What you will do:
Copy each entry as it stands, leaving nothing out.

Dataset records:

%%

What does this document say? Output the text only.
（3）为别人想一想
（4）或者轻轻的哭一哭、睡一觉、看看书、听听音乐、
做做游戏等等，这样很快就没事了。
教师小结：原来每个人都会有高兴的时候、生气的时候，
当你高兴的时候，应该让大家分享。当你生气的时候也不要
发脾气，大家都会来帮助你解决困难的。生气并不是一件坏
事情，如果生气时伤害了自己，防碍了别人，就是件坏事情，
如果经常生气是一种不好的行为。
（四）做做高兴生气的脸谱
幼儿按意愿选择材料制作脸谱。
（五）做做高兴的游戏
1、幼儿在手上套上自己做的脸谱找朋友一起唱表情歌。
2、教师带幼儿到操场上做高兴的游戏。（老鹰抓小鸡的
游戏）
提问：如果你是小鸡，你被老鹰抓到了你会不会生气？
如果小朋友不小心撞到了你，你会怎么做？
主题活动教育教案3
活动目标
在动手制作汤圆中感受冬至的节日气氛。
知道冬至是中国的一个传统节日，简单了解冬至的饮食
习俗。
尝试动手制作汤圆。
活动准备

%%

Full response:
What does this document say? Output the text only.
（3）为别人想一想
（4）或者轻轻的哭一哭、睡一觉、看看书、听听音乐、
做做游戏等等，这样很快就没事了。
教师小结：原来每个人都会有高兴的时候、生气的时候，
当你高兴的时候，应该让大家分享。当你生气的时候也不要
发脾气，大家都会来帮助你解决困难的。生气并不是一件坏
事情，如果生气时伤害了自己，防碍了别人，就是件坏事情，
如果经常生气是一种不好的行为。
（四）做做高兴生气的脸谱
幼儿按意愿选择材料制作脸谱。
（五）做做高兴的游戏
1、幼儿在手上套上自己做的脸谱找朋友一起唱表情歌。
2、教师带幼儿到操场上做高兴的游戏。（老鹰抓小鸡的
游戏）
提问：如果你是小鸡，你被老鹰抓到了你会不会生气？
如果小朋友不小心撞到了你，你会怎么做？
主题活动教育教案3
活动目标
在动手制作汤圆中感受冬至的节日气氛。
知道冬至是中国的一个传统节日，简单了解冬至的饮食
习俗。
尝试动手制作汤圆。
活动准备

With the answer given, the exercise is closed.